Records from a collection of figures:
* start *

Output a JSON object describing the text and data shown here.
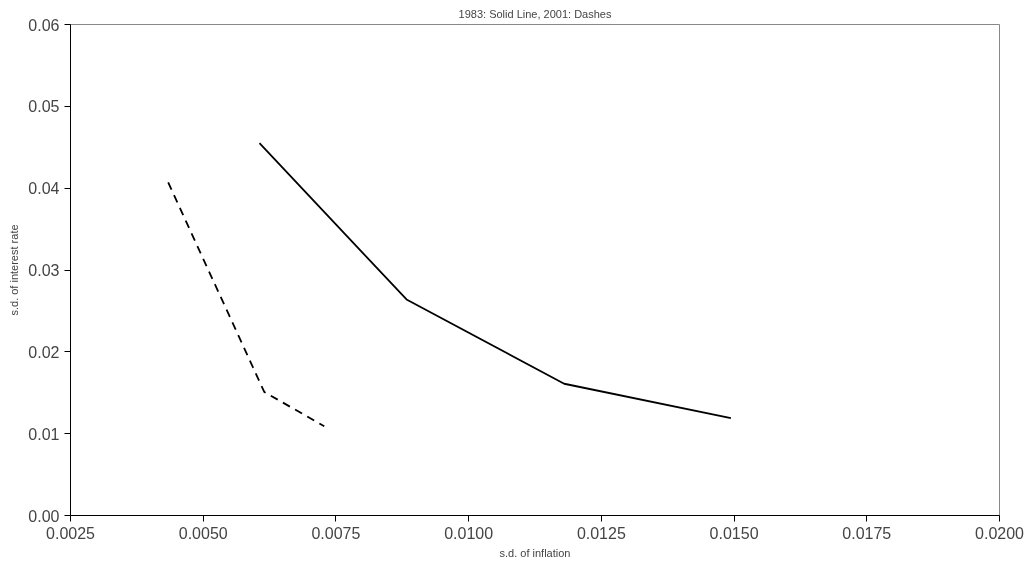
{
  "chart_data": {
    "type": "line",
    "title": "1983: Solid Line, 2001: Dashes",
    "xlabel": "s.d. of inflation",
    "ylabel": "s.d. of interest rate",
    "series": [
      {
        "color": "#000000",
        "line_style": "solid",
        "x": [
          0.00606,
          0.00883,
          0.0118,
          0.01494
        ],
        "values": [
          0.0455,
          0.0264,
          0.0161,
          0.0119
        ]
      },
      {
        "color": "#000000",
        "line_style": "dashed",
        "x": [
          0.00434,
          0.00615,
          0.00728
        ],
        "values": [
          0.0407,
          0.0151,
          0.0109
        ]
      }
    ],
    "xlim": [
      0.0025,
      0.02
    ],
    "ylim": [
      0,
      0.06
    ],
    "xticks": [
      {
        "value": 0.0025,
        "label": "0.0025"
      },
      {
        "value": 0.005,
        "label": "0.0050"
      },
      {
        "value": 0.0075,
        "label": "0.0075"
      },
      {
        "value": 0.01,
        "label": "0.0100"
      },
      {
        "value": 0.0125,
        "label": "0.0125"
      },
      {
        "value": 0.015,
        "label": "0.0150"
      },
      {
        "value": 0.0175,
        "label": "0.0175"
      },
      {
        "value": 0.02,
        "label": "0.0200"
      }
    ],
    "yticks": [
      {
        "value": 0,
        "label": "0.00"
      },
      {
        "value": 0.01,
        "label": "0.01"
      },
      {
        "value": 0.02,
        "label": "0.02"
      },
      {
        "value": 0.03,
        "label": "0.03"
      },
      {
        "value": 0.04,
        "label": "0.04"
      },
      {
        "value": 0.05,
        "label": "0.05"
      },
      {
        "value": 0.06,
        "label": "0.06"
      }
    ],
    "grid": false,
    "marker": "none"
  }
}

* end *

To be done: Repeat each entry precisely as it appears. Leave the pictures out.

Correct result:
Output a JSON object describing the text and data shown here.
{
  "chart_data": {
    "type": "line",
    "title": "1983: Solid Line, 2001: Dashes",
    "xlabel": "s.d. of inflation",
    "ylabel": "s.d. of interest rate",
    "series": [
      {
        "color": "#000000",
        "line_style": "solid",
        "x": [
          0.00606,
          0.00883,
          0.0118,
          0.01494
        ],
        "values": [
          0.0455,
          0.0264,
          0.0161,
          0.0119
        ]
      },
      {
        "color": "#000000",
        "line_style": "dashed",
        "x": [
          0.00434,
          0.00615,
          0.00728
        ],
        "values": [
          0.0407,
          0.0151,
          0.0109
        ]
      }
    ],
    "xlim": [
      0.0025,
      0.02
    ],
    "ylim": [
      0,
      0.06
    ],
    "xticks": [
      {
        "value": 0.0025,
        "label": "0.0025"
      },
      {
        "value": 0.005,
        "label": "0.0050"
      },
      {
        "value": 0.0075,
        "label": "0.0075"
      },
      {
        "value": 0.01,
        "label": "0.0100"
      },
      {
        "value": 0.0125,
        "label": "0.0125"
      },
      {
        "value": 0.015,
        "label": "0.0150"
      },
      {
        "value": 0.0175,
        "label": "0.0175"
      },
      {
        "value": 0.02,
        "label": "0.0200"
      }
    ],
    "yticks": [
      {
        "value": 0,
        "label": "0.00"
      },
      {
        "value": 0.01,
        "label": "0.01"
      },
      {
        "value": 0.02,
        "label": "0.02"
      },
      {
        "value": 0.03,
        "label": "0.03"
      },
      {
        "value": 0.04,
        "label": "0.04"
      },
      {
        "value": 0.05,
        "label": "0.05"
      },
      {
        "value": 0.06,
        "label": "0.06"
      }
    ],
    "grid": false,
    "marker": "none"
  }
}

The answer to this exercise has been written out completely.